Stated task - Retype the material that follows, keeping every word as it is.

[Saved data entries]

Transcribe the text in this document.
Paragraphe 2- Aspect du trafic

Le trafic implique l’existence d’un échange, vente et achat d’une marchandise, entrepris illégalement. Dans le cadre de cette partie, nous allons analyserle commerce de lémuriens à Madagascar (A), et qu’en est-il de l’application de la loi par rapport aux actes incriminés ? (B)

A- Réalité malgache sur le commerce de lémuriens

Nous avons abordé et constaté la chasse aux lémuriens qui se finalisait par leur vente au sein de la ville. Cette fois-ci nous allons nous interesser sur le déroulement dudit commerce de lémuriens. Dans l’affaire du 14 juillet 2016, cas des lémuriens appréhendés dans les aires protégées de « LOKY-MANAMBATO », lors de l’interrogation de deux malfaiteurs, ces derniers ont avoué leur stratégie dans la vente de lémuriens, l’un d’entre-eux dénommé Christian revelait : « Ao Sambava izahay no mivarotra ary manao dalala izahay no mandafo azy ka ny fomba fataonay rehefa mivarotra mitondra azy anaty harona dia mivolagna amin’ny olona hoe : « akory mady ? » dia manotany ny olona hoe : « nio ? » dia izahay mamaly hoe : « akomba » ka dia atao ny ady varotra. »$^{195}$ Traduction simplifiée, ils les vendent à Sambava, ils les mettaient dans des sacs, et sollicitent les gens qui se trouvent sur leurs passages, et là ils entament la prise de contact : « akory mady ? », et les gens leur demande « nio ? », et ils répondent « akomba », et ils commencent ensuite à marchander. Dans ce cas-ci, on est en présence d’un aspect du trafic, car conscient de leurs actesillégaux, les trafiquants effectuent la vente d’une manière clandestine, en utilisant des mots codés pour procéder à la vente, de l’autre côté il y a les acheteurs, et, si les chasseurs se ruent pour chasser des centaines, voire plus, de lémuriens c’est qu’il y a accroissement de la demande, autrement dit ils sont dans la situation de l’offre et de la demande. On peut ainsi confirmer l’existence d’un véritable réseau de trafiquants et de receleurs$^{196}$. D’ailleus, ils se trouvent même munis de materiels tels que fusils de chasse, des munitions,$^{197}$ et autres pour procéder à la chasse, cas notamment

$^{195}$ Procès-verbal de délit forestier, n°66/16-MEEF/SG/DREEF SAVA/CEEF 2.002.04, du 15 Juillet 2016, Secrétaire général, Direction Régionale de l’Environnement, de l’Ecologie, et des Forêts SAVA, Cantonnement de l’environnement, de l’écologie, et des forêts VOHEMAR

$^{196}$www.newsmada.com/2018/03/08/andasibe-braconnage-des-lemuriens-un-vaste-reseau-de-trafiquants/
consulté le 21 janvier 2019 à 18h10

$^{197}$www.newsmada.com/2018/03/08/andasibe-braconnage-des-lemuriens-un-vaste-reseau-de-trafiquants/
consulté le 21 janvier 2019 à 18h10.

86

Final result -
Transcribe the text in this document.
Paragraphe 2- Aspect du trafic

Le trafic implique l’existence d’un échange, vente et achat d’une marchandise, entrepris illégalement. Dans le cadre de cette partie, nous allons analyserle commerce de lémuriens à Madagascar (A), et qu’en est-il de l’application de la loi par rapport aux actes incriminés ? (B)

A- Réalité malgache sur le commerce de lémuriens

Nous avons abordé et constaté la chasse aux lémuriens qui se finalisait par leur vente au sein de la ville. Cette fois-ci nous allons nous interesser sur le déroulement dudit commerce de lémuriens. Dans l’affaire du 14 juillet 2016, cas des lémuriens appréhendés dans les aires protégées de « LOKY-MANAMBATO », lors de l’interrogation de deux malfaiteurs, ces derniers ont avoué leur stratégie dans la vente de lémuriens, l’un d’entre-eux dénommé Christian revelait : « Ao Sambava izahay no mivarotra ary manao dalala izahay no mandafo azy ka ny fomba fataonay rehefa mivarotra mitondra azy anaty harona dia mivolagna amin’ny olona hoe : « akory mady ? » dia manotany ny olona hoe : « nio ? » dia izahay mamaly hoe : « akomba » ka dia atao ny ady varotra. »$^{195}$ Traduction simplifiée, ils les vendent à Sambava, ils les mettaient dans des sacs, et sollicitent les gens qui se trouvent sur leurs passages, et là ils entament la prise de contact : « akory mady ? », et les gens leur demande « nio ? », et ils répondent « akomba », et ils commencent ensuite à marchander. Dans ce cas-ci, on est en présence d’un aspect du trafic, car conscient de leurs actesillégaux, les trafiquants effectuent la vente d’une manière clandestine, en utilisant des mots codés pour procéder à la vente, de l’autre côté il y a les acheteurs, et, si les chasseurs se ruent pour chasser des centaines, voire plus, de lémuriens c’est qu’il y a accroissement de la demande, autrement dit ils sont dans la situation de l’offre et de la demande. On peut ainsi confirmer l’existence d’un véritable réseau de trafiquants et de receleurs$^{196}$. D’ailleus, ils se trouvent même munis de materiels tels que fusils de chasse, des munitions,$^{197}$ et autres pour procéder à la chasse, cas notamment

$^{195}$ Procès-verbal de délit forestier, n°66/16-MEEF/SG/DREEF SAVA/CEEF 2.002.04, du 15 Juillet 2016, Secrétaire général, Direction Régionale de l’Environnement, de l’Ecologie, et des Forêts SAVA, Cantonnement de l’environnement, de l’écologie, et des forêts VOHEMAR

$^{196}$www.newsmada.com/2018/03/08/andasibe-braconnage-des-lemuriens-un-vaste-reseau-de-trafiquants/
consulté le 21 janvier 2019 à 18h10

$^{197}$www.newsmada.com/2018/03/08/andasibe-braconnage-des-lemuriens-un-vaste-reseau-de-trafiquants/
consulté le 21 janvier 2019 à 18h10.

86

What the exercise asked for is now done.